### Information shown ###
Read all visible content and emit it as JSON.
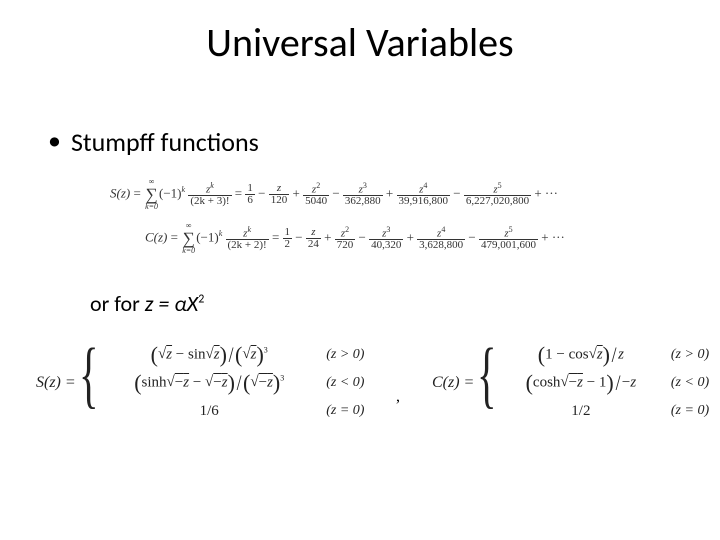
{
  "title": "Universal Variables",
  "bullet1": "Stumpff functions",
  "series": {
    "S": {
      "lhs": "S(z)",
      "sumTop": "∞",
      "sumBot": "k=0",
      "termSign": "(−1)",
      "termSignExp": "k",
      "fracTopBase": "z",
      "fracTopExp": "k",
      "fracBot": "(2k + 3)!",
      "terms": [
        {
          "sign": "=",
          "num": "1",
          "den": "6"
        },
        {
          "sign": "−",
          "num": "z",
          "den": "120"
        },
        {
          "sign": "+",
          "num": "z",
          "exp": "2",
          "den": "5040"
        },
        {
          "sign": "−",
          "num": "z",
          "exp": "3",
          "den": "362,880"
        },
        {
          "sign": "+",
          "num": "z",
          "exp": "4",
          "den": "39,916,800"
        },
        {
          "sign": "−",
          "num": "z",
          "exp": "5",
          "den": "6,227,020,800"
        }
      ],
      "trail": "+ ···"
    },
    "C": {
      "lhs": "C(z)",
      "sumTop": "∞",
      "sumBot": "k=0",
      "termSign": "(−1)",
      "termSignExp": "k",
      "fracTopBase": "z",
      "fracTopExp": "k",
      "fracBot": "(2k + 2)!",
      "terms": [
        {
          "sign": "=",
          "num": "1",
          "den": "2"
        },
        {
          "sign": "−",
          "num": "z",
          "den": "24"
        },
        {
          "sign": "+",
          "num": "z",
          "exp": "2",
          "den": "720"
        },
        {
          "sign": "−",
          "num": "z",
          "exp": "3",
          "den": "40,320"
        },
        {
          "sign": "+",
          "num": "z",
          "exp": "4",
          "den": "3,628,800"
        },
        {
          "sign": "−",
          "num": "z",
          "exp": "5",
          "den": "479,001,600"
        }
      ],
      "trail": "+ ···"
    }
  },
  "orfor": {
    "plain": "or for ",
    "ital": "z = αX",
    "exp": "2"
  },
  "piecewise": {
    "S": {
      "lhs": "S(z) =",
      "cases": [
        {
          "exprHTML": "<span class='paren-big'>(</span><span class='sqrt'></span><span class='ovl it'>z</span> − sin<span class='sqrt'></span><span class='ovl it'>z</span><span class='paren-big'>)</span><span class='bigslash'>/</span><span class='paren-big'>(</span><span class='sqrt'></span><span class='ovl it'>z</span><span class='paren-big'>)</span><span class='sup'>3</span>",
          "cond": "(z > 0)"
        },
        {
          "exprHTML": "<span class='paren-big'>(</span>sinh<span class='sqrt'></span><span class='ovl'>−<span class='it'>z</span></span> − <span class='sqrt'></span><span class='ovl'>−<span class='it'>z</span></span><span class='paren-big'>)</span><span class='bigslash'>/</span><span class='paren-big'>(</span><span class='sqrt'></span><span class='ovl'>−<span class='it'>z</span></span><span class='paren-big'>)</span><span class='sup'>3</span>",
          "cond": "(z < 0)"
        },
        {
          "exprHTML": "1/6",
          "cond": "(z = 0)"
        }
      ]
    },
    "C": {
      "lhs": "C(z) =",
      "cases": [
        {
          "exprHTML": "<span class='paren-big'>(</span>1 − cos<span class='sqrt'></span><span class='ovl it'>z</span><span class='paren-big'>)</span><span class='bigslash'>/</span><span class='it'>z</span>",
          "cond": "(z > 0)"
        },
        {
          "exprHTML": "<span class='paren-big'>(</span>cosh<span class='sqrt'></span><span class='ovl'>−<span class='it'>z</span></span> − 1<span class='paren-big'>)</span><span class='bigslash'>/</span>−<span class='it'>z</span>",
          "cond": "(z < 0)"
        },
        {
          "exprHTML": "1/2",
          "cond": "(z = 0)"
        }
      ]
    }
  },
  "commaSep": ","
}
###
Omit every picture, and otherwise quote the entries exactly.

Read all visible content and emit it as JSON.
{
  "title": "Universal Variables",
  "bullet1": "Stumpff functions",
  "series": {
    "S": {
      "lhs": "S(z)",
      "sumTop": "∞",
      "sumBot": "k=0",
      "termSign": "(−1)",
      "termSignExp": "k",
      "fracTopBase": "z",
      "fracTopExp": "k",
      "fracBot": "(2k + 3)!",
      "terms": [
        {
          "sign": "=",
          "num": "1",
          "den": "6"
        },
        {
          "sign": "−",
          "num": "z",
          "den": "120"
        },
        {
          "sign": "+",
          "num": "z",
          "exp": "2",
          "den": "5040"
        },
        {
          "sign": "−",
          "num": "z",
          "exp": "3",
          "den": "362,880"
        },
        {
          "sign": "+",
          "num": "z",
          "exp": "4",
          "den": "39,916,800"
        },
        {
          "sign": "−",
          "num": "z",
          "exp": "5",
          "den": "6,227,020,800"
        }
      ],
      "trail": "+ ···"
    },
    "C": {
      "lhs": "C(z)",
      "sumTop": "∞",
      "sumBot": "k=0",
      "termSign": "(−1)",
      "termSignExp": "k",
      "fracTopBase": "z",
      "fracTopExp": "k",
      "fracBot": "(2k + 2)!",
      "terms": [
        {
          "sign": "=",
          "num": "1",
          "den": "2"
        },
        {
          "sign": "−",
          "num": "z",
          "den": "24"
        },
        {
          "sign": "+",
          "num": "z",
          "exp": "2",
          "den": "720"
        },
        {
          "sign": "−",
          "num": "z",
          "exp": "3",
          "den": "40,320"
        },
        {
          "sign": "+",
          "num": "z",
          "exp": "4",
          "den": "3,628,800"
        },
        {
          "sign": "−",
          "num": "z",
          "exp": "5",
          "den": "479,001,600"
        }
      ],
      "trail": "+ ···"
    }
  },
  "orfor": {
    "plain": "or for ",
    "ital": "z = αX",
    "exp": "2"
  },
  "piecewise": {
    "S": {
      "lhs": "S(z) =",
      "cases": [
        {
          "exprHTML": "<span class='paren-big'>(</span><span class='sqrt'></span><span class='ovl it'>z</span> − sin<span class='sqrt'></span><span class='ovl it'>z</span><span class='paren-big'>)</span><span class='bigslash'>/</span><span class='paren-big'>(</span><span class='sqrt'></span><span class='ovl it'>z</span><span class='paren-big'>)</span><span class='sup'>3</span>",
          "cond": "(z > 0)"
        },
        {
          "exprHTML": "<span class='paren-big'>(</span>sinh<span class='sqrt'></span><span class='ovl'>−<span class='it'>z</span></span> − <span class='sqrt'></span><span class='ovl'>−<span class='it'>z</span></span><span class='paren-big'>)</span><span class='bigslash'>/</span><span class='paren-big'>(</span><span class='sqrt'></span><span class='ovl'>−<span class='it'>z</span></span><span class='paren-big'>)</span><span class='sup'>3</span>",
          "cond": "(z < 0)"
        },
        {
          "exprHTML": "1/6",
          "cond": "(z = 0)"
        }
      ]
    },
    "C": {
      "lhs": "C(z) =",
      "cases": [
        {
          "exprHTML": "<span class='paren-big'>(</span>1 − cos<span class='sqrt'></span><span class='ovl it'>z</span><span class='paren-big'>)</span><span class='bigslash'>/</span><span class='it'>z</span>",
          "cond": "(z > 0)"
        },
        {
          "exprHTML": "<span class='paren-big'>(</span>cosh<span class='sqrt'></span><span class='ovl'>−<span class='it'>z</span></span> − 1<span class='paren-big'>)</span><span class='bigslash'>/</span>−<span class='it'>z</span>",
          "cond": "(z < 0)"
        },
        {
          "exprHTML": "1/2",
          "cond": "(z = 0)"
        }
      ]
    }
  },
  "commaSep": ","
}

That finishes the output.